What you will do:
Identify the lines that contain the word "Vienna" and copy each one.

──────── Material ────────

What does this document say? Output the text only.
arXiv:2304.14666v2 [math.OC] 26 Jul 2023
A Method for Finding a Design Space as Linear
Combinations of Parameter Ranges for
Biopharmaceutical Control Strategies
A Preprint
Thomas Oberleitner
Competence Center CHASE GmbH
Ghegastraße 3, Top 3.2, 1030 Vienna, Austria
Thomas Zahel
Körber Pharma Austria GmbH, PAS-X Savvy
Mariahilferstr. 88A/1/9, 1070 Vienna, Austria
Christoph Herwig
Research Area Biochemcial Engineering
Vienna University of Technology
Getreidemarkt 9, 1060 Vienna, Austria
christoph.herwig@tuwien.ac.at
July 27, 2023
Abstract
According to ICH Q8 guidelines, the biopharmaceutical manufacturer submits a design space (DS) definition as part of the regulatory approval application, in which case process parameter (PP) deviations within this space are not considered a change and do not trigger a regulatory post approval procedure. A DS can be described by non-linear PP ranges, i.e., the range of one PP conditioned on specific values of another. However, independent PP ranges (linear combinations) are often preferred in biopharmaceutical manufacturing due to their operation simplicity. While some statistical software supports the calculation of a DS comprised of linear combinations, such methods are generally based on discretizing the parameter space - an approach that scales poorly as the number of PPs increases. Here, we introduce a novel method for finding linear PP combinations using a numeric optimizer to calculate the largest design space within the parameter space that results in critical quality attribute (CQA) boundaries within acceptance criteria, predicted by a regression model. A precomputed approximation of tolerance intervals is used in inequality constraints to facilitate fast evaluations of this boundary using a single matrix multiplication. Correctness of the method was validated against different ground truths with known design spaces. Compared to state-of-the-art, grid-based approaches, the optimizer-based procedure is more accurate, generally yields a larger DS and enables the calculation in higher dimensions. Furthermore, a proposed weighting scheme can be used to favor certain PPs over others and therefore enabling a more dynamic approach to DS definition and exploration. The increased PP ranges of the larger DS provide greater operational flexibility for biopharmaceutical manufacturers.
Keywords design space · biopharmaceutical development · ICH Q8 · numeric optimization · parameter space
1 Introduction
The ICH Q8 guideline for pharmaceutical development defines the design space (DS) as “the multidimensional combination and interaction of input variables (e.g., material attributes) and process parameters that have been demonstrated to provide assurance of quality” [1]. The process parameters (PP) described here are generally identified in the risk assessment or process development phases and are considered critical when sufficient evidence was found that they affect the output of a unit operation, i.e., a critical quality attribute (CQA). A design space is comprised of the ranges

────────

Worked answer:
Ghegastraße 3, Top 3.2, 1030 Vienna, Austria
Mariahilferstr. 88A/1/9, 1070 Vienna, Austria
Vienna University of Technology
Getreidemarkt 9, 1060 Vienna, Austria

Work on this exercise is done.